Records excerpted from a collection
------------

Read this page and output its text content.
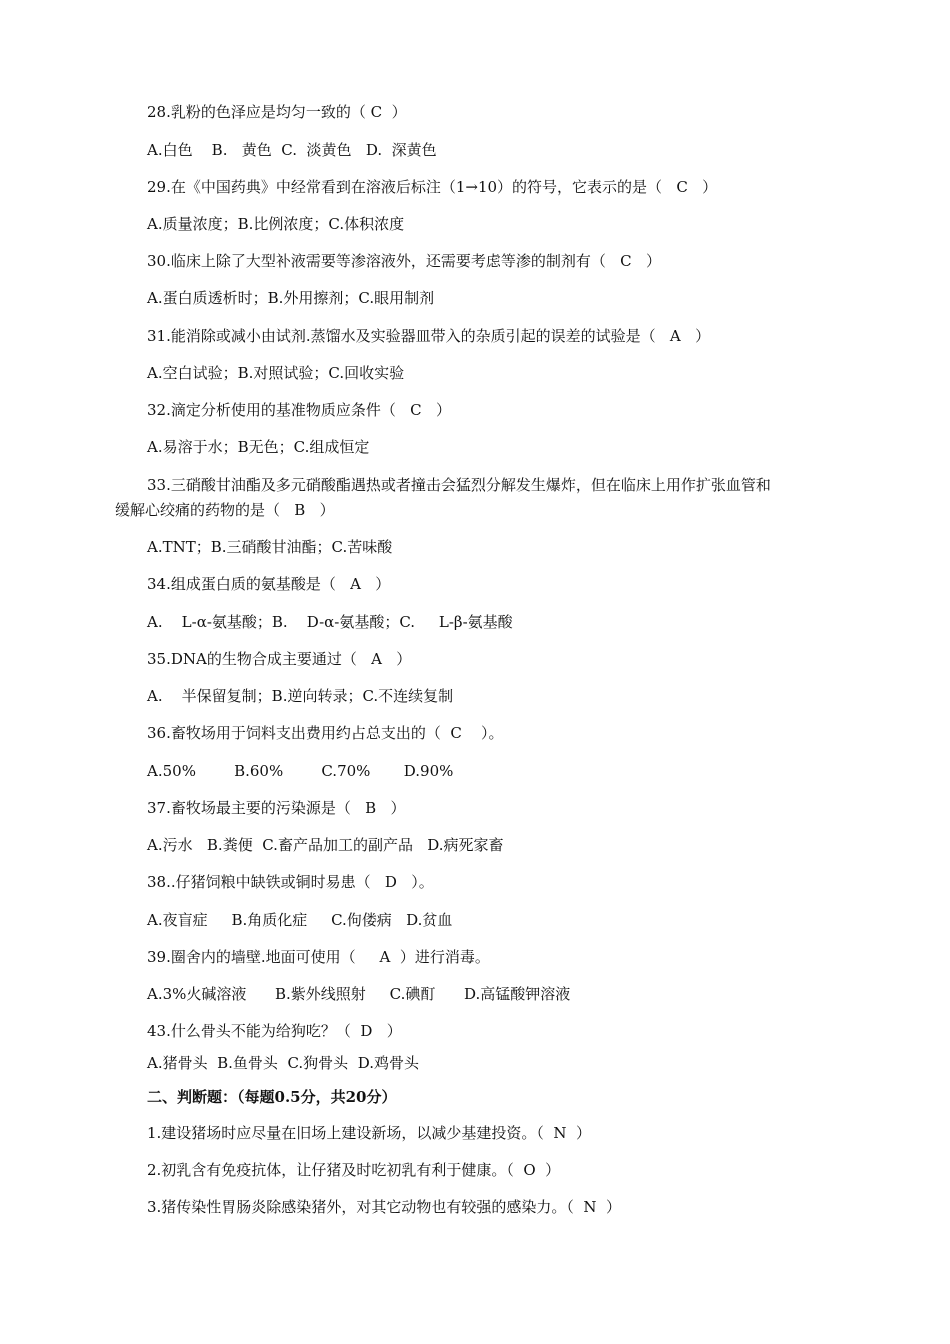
28.乳粉的色泽应是均匀一致的（ C  ）
A.白色    B.   黄色  C.  淡黄色   D.  深黄色
29.在《中国药典》中经常看到在溶液后标注（1→10）的符号，它表示的是（   C   ）
A.质量浓度；B.比例浓度；C.体积浓度
30.临床上除了大型补液需要等渗溶液外，还需要考虑等渗的制剂有（   C   ）
A.蛋白质透析时；B.外用擦剂；C.眼用制剂
31.能消除或减小由试剂.蒸馏水及实验器皿带入的杂质引起的误差的试验是（   A   ）
A.空白试验；B.对照试验；C.回收实验
32.滴定分析使用的基准物质应条件（   C   ）
A.易溶于水；B无色；C.组成恒定
33.三硝酸甘油酯及多元硝酸酯遇热或者撞击会猛烈分解发生爆炸，但在临床上用作扩张血管和
缓解心绞痛的药物的是（   B   ）
A.TNT；B.三硝酸甘油酯；C.苦味酸
34.组成蛋白质的氨基酸是（   A   ）
A.    L-α-氨基酸；B.    D-α-氨基酸；C.     L-β-氨基酸
35.DNA的生物合成主要通过（   A   ）
A.    半保留复制；B.逆向转录；C.不连续复制
36.畜牧场用于饲料支出费用约占总支出的（  C    ）。
A.50%        B.60%        C.70%       D.90%
37.畜牧场最主要的污染源是（   B   ）
A.污水   B.粪便  C.畜产品加工的副产品   D.病死家畜
38..仔猪饲粮中缺铁或铜时易患（   D   ）。
A.夜盲症     B.角质化症     C.佝偻病   D.贫血
39.圈舍内的墙壁.地面可使用（     A  ）进行消毒。
A.3%火碱溶液      B.紫外线照射     C.碘酊      D.高锰酸钾溶液
43.什么骨头不能为给狗吃？（  D   ）
A.猪骨头  B.鱼骨头  C.狗骨头  D.鸡骨头
二、判断题：（每题0.5分，共20分）
1.建设猪场时应尽量在旧场上建设新场，以减少基建投资。（  N  ）
2.初乳含有免疫抗体，让仔猪及时吃初乳有利于健康。（  O  ）
3.猪传染性胃肠炎除感染猪外，对其它动物也有较强的感染力。（  N  ）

------------

• [Given instruction]: Exact duplication of all the records is required; pictures are omitted from the copy.

• [Reply]:
Read this page and output its text content.
28.乳粉的色泽应是均匀一致的（ C  ）
A.白色    B.   黄色  C.  淡黄色   D.  深黄色
29.在《中国药典》中经常看到在溶液后标注（1→10）的符号，它表示的是（   C   ）
A.质量浓度；B.比例浓度；C.体积浓度
30.临床上除了大型补液需要等渗溶液外，还需要考虑等渗的制剂有（   C   ）
A.蛋白质透析时；B.外用擦剂；C.眼用制剂
31.能消除或减小由试剂.蒸馏水及实验器皿带入的杂质引起的误差的试验是（   A   ）
A.空白试验；B.对照试验；C.回收实验
32.滴定分析使用的基准物质应条件（   C   ）
A.易溶于水；B无色；C.组成恒定
33.三硝酸甘油酯及多元硝酸酯遇热或者撞击会猛烈分解发生爆炸，但在临床上用作扩张血管和
缓解心绞痛的药物的是（   B   ）
A.TNT；B.三硝酸甘油酯；C.苦味酸
34.组成蛋白质的氨基酸是（   A   ）
A.    L-α-氨基酸；B.    D-α-氨基酸；C.     L-β-氨基酸
35.DNA的生物合成主要通过（   A   ）
A.    半保留复制；B.逆向转录；C.不连续复制
36.畜牧场用于饲料支出费用约占总支出的（  C    ）。
A.50%        B.60%        C.70%       D.90%
37.畜牧场最主要的污染源是（   B   ）
A.污水   B.粪便  C.畜产品加工的副产品   D.病死家畜
38..仔猪饲粮中缺铁或铜时易患（   D   ）。
A.夜盲症     B.角质化症     C.佝偻病   D.贫血
39.圈舍内的墙壁.地面可使用（     A  ）进行消毒。
A.3%火碱溶液      B.紫外线照射     C.碘酊      D.高锰酸钾溶液
43.什么骨头不能为给狗吃？（  D   ）
A.猪骨头  B.鱼骨头  C.狗骨头  D.鸡骨头
二、判断题：（每题0.5分，共20分）
1.建设猪场时应尽量在旧场上建设新场，以减少基建投资。（  N  ）
2.初乳含有免疫抗体，让仔猪及时吃初乳有利于健康。（  O  ）
3.猪传染性胃肠炎除感染猪外，对其它动物也有较强的感染力。（  N  ）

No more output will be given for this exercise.